_WHAT THIS TASK INVOLVES:_ In the following material, identify every line holding the string "Captain" and return it.

--- BEGIN ---

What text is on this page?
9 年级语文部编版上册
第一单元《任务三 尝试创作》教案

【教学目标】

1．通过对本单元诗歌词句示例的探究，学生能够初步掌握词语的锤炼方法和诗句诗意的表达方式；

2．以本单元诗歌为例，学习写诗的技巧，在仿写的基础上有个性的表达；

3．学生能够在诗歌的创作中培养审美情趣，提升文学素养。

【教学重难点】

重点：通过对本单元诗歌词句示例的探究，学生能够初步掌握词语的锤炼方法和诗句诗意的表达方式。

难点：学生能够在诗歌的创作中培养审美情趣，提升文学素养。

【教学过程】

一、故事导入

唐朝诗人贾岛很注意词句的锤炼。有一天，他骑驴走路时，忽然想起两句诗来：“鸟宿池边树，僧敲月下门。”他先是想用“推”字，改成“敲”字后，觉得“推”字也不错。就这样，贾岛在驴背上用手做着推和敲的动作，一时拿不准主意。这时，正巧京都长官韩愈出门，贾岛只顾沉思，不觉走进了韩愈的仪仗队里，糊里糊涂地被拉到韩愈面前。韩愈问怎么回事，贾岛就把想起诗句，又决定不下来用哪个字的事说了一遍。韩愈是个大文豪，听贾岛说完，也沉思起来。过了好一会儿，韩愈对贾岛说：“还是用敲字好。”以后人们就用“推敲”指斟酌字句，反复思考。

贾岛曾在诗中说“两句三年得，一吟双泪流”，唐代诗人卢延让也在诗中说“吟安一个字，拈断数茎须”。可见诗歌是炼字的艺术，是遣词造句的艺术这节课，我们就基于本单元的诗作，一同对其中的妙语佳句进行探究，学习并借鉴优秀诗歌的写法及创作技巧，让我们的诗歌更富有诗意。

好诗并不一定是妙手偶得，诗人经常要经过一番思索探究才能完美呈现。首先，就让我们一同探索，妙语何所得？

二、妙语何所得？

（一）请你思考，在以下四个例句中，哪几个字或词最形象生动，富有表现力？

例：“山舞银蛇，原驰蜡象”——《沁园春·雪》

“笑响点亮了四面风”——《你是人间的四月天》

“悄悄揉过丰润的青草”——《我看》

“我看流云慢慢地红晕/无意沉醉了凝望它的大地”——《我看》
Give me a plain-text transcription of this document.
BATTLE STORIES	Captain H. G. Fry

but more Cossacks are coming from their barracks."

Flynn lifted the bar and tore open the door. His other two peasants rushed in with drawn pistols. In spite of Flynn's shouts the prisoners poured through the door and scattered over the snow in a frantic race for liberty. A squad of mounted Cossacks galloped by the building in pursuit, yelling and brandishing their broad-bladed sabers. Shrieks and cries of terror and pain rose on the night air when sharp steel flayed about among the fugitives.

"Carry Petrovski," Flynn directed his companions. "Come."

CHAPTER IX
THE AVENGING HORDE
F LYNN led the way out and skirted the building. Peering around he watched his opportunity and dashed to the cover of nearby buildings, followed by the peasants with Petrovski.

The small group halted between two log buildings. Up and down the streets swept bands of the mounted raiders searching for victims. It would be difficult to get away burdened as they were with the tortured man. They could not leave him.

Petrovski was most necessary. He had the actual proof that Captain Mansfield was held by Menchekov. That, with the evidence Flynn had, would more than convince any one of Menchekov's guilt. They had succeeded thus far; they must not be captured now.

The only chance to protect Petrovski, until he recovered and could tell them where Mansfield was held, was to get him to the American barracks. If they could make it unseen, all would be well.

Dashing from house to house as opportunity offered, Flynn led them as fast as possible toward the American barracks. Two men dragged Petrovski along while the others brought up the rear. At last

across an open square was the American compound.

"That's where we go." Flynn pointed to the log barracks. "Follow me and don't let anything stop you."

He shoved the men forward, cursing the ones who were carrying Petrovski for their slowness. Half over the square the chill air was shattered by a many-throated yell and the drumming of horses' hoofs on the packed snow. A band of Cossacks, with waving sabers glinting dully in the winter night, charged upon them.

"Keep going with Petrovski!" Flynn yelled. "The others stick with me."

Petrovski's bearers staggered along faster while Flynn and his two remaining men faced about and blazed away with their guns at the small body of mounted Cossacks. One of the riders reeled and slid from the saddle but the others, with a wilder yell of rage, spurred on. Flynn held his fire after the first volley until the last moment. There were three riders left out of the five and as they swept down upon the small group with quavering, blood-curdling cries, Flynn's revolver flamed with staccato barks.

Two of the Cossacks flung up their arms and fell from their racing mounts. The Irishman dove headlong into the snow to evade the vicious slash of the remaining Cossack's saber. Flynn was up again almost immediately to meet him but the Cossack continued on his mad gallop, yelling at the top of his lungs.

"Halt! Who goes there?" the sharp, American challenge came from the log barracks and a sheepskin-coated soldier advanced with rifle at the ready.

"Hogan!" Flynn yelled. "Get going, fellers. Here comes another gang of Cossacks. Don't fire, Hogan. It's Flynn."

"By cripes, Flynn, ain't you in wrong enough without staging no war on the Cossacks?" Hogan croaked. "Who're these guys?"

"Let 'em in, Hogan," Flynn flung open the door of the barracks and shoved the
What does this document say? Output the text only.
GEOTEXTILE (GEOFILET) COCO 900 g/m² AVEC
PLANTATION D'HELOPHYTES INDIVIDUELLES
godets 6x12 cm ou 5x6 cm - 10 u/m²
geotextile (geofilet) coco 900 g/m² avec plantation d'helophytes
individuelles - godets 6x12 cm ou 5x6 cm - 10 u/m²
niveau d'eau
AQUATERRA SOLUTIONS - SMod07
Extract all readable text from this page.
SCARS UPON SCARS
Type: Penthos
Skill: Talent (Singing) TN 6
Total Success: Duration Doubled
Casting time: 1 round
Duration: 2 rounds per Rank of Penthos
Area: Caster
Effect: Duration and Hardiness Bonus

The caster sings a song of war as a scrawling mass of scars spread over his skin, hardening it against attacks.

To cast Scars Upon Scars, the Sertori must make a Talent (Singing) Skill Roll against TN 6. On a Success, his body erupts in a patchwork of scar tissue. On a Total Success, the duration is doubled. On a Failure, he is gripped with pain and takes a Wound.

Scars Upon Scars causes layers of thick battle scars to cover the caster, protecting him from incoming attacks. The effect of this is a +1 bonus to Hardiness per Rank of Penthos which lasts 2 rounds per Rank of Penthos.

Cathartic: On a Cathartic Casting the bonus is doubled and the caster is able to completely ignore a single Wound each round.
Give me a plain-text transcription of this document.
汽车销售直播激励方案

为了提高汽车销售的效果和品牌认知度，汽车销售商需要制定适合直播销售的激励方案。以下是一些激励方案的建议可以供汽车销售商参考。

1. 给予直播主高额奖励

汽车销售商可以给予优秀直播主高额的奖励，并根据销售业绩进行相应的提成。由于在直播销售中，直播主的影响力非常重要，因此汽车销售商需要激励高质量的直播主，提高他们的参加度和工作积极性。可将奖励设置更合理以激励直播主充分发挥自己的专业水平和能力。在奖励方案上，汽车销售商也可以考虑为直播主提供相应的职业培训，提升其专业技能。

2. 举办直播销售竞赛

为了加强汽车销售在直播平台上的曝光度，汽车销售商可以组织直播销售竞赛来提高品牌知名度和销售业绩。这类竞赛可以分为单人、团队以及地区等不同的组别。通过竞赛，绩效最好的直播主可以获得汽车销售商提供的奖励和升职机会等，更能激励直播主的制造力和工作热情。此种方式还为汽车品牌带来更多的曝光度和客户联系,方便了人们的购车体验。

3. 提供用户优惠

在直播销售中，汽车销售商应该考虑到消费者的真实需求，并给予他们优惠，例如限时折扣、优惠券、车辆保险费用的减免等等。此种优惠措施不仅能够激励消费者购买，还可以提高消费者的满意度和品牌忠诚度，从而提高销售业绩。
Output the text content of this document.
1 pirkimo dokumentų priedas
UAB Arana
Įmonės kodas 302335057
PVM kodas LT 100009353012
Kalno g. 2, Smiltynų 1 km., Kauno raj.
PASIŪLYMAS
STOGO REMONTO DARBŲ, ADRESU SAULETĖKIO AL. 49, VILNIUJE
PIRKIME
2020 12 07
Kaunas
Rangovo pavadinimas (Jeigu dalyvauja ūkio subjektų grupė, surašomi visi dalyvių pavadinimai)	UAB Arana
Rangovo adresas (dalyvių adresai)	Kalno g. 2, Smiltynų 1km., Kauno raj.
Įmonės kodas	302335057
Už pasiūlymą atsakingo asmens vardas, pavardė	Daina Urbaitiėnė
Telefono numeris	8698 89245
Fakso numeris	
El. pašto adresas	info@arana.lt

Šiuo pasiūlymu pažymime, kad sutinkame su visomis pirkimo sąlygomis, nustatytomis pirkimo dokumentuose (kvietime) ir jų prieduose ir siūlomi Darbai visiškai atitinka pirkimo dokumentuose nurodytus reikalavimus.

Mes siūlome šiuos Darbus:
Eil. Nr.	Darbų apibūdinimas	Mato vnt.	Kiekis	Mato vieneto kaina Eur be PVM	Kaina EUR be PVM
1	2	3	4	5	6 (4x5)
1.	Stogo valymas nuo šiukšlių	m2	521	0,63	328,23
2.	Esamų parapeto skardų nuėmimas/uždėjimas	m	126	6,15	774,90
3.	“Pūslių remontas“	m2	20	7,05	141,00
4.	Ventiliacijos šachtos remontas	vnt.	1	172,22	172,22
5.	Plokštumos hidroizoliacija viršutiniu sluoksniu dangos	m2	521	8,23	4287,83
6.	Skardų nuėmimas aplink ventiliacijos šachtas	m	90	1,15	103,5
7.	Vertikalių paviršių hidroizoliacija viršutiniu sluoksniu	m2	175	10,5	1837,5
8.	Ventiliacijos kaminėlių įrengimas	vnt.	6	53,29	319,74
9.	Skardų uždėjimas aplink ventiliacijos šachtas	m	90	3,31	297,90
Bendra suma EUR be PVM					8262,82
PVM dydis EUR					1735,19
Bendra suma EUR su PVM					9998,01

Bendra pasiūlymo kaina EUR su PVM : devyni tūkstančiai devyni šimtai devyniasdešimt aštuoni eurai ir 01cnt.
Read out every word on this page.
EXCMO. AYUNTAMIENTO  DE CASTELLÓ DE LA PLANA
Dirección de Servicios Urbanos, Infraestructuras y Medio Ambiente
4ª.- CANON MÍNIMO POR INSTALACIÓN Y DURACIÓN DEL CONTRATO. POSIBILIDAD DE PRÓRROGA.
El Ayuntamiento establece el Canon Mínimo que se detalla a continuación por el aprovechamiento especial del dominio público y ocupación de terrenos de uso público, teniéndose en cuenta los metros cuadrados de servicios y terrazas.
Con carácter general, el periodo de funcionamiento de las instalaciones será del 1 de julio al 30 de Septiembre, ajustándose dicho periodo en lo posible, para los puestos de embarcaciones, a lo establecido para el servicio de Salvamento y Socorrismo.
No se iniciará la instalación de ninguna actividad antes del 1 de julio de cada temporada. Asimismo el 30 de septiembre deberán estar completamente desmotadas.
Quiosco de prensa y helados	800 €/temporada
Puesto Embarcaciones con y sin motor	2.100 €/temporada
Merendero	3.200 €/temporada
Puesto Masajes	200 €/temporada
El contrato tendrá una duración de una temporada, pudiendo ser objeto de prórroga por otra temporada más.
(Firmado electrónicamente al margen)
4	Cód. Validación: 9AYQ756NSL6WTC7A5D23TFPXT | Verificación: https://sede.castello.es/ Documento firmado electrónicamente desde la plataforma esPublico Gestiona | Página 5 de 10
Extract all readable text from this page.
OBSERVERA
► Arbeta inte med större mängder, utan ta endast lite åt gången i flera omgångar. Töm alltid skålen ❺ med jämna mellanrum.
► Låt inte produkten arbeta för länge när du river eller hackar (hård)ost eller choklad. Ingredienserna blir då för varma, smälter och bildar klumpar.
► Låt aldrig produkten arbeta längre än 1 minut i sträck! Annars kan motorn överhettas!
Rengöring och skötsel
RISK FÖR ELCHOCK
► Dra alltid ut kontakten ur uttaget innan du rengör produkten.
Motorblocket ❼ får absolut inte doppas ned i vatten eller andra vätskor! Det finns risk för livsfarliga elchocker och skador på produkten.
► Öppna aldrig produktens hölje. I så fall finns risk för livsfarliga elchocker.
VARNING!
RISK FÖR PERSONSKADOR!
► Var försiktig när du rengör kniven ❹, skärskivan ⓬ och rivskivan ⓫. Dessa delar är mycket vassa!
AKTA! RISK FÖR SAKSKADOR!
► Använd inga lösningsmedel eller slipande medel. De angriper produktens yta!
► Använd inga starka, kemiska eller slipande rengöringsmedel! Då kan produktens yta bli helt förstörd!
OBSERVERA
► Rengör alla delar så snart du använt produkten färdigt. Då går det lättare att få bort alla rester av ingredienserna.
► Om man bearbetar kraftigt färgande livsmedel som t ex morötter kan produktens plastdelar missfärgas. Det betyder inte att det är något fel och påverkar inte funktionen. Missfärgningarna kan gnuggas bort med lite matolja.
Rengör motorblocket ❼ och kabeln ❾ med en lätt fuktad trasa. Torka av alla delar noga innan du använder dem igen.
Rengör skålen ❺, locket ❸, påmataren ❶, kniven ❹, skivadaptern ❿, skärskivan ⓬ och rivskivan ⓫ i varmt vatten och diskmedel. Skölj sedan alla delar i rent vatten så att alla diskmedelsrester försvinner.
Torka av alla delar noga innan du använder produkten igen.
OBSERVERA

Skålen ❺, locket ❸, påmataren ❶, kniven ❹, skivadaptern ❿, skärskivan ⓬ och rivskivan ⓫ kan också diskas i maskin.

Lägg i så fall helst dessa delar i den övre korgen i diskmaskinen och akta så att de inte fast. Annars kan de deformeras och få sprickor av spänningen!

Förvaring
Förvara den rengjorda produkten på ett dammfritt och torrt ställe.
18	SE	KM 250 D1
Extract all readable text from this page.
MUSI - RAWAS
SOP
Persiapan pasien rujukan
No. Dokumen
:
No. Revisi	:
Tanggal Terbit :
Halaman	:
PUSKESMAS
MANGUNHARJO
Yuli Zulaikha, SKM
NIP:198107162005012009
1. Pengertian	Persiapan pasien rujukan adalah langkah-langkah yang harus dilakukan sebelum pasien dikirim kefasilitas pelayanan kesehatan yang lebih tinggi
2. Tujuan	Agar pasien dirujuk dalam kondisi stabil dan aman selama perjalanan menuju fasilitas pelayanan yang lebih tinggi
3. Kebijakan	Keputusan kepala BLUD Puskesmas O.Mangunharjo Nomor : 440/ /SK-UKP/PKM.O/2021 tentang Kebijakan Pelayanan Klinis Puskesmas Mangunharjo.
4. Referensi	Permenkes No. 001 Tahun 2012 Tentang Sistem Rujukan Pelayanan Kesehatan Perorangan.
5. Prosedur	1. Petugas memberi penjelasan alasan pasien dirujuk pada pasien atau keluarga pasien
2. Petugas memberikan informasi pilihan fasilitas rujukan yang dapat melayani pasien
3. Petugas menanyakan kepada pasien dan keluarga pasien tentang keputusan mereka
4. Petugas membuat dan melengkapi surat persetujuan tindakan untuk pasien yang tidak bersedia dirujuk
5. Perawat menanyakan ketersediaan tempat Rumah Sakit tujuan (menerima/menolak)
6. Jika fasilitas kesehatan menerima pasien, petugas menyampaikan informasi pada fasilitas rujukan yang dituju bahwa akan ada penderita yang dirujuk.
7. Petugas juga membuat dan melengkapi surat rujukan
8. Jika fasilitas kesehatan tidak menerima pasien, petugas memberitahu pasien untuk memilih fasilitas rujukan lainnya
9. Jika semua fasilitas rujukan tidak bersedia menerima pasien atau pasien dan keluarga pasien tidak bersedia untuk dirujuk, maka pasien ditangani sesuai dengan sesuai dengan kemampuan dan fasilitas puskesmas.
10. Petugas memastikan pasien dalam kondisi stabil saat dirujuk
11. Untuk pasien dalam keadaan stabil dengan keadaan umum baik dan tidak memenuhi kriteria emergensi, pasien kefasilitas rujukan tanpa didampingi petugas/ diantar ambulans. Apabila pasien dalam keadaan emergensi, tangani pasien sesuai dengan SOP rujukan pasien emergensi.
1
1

--- END ---

_EXERCISE ANSWER:_
BATTLE STORIES	Captain H. G. Fry
Petrovski was most necessary. He had the actual proof that Captain Mansfield was held by Menchekov. That, with the evidence Flynn had, would more than convince any one of Menchekov's guilt. They had succeeded thus far; they must not be captured now.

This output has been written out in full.